Exercise instructions: Would you copy out the whole listing exactly as given?

>> START Exercise material

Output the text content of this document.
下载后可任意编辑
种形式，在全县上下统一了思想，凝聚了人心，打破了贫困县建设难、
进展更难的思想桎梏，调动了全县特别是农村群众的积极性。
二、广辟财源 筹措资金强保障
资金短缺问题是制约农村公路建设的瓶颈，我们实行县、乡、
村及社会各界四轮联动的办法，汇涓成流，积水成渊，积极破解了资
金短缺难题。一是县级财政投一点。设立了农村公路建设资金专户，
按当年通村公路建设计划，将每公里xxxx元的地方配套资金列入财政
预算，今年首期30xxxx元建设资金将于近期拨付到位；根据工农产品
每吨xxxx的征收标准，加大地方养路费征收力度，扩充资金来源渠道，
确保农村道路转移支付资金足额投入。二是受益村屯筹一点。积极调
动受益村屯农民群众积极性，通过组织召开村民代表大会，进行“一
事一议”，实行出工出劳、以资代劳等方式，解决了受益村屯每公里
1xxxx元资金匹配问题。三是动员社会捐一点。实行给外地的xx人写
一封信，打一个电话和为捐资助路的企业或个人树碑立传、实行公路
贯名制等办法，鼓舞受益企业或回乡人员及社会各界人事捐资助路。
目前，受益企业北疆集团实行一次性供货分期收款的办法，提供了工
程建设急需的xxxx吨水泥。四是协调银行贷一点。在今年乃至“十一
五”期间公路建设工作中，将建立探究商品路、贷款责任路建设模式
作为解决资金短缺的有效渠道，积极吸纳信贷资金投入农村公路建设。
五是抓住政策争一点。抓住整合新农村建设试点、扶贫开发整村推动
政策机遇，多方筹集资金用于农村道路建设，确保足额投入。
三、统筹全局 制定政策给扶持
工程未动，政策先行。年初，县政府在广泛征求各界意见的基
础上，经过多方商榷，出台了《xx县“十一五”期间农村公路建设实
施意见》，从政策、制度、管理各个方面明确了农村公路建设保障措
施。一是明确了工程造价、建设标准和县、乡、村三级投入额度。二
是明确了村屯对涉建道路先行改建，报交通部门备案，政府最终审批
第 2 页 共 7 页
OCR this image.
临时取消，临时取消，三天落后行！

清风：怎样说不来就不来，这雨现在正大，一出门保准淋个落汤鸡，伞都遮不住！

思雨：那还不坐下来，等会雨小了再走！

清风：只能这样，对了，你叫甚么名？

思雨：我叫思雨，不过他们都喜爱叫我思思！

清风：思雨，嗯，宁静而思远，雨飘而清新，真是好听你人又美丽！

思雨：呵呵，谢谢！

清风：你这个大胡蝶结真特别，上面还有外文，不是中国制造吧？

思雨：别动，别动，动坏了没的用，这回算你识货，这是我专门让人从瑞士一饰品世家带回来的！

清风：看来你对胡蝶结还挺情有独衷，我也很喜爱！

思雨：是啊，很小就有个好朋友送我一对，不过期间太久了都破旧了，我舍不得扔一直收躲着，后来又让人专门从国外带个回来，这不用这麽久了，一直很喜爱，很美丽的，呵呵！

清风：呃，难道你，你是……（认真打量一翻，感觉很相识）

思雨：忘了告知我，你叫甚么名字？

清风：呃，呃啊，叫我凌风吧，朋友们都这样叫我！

>> END Exercise material

Answer:
Output the text content of this document.
下载后可任意编辑
种形式，在全县上下统一了思想，凝聚了人心，打破了贫困县建设难、
进展更难的思想桎梏，调动了全县特别是农村群众的积极性。
二、广辟财源 筹措资金强保障
资金短缺问题是制约农村公路建设的瓶颈，我们实行县、乡、
村及社会各界四轮联动的办法，汇涓成流，积水成渊，积极破解了资
金短缺难题。一是县级财政投一点。设立了农村公路建设资金专户，
按当年通村公路建设计划，将每公里xxxx元的地方配套资金列入财政
预算，今年首期30xxxx元建设资金将于近期拨付到位；根据工农产品
每吨xxxx的征收标准，加大地方养路费征收力度，扩充资金来源渠道，
确保农村道路转移支付资金足额投入。二是受益村屯筹一点。积极调
动受益村屯农民群众积极性，通过组织召开村民代表大会，进行“一
事一议”，实行出工出劳、以资代劳等方式，解决了受益村屯每公里
1xxxx元资金匹配问题。三是动员社会捐一点。实行给外地的xx人写
一封信，打一个电话和为捐资助路的企业或个人树碑立传、实行公路
贯名制等办法，鼓舞受益企业或回乡人员及社会各界人事捐资助路。
目前，受益企业北疆集团实行一次性供货分期收款的办法，提供了工
程建设急需的xxxx吨水泥。四是协调银行贷一点。在今年乃至“十一
五”期间公路建设工作中，将建立探究商品路、贷款责任路建设模式
作为解决资金短缺的有效渠道，积极吸纳信贷资金投入农村公路建设。
五是抓住政策争一点。抓住整合新农村建设试点、扶贫开发整村推动
政策机遇，多方筹集资金用于农村道路建设，确保足额投入。
三、统筹全局 制定政策给扶持
工程未动，政策先行。年初，县政府在广泛征求各界意见的基
础上，经过多方商榷，出台了《xx县“十一五”期间农村公路建设实
施意见》，从政策、制度、管理各个方面明确了农村公路建设保障措
施。一是明确了工程造价、建设标准和县、乡、村三级投入额度。二
是明确了村屯对涉建道路先行改建，报交通部门备案，政府最终审批
第 2 页 共 7 页
OCR this image.
临时取消，临时取消，三天落后行！

清风：怎样说不来就不来，这雨现在正大，一出门保准淋个落汤鸡，伞都遮不住！

思雨：那还不坐下来，等会雨小了再走！

清风：只能这样，对了，你叫甚么名？

思雨：我叫思雨，不过他们都喜爱叫我思思！

清风：思雨，嗯，宁静而思远，雨飘而清新，真是好听你人又美丽！

思雨：呵呵，谢谢！

清风：你这个大胡蝶结真特别，上面还有外文，不是中国制造吧？

思雨：别动，别动，动坏了没的用，这回算你识货，这是我专门让人从瑞士一饰品世家带回来的！

清风：看来你对胡蝶结还挺情有独衷，我也很喜爱！

思雨：是啊，很小就有个好朋友送我一对，不过期间太久了都破旧了，我舍不得扔一直收躲着，后来又让人专门从国外带个回来，这不用这麽久了，一直很喜爱，很美丽的，呵呵！

清风：呃，难道你，你是……（认真打量一翻，感觉很相识）

思雨：忘了告知我，你叫甚么名字？

清风：呃，呃啊，叫我凌风吧，朋友们都这样叫我！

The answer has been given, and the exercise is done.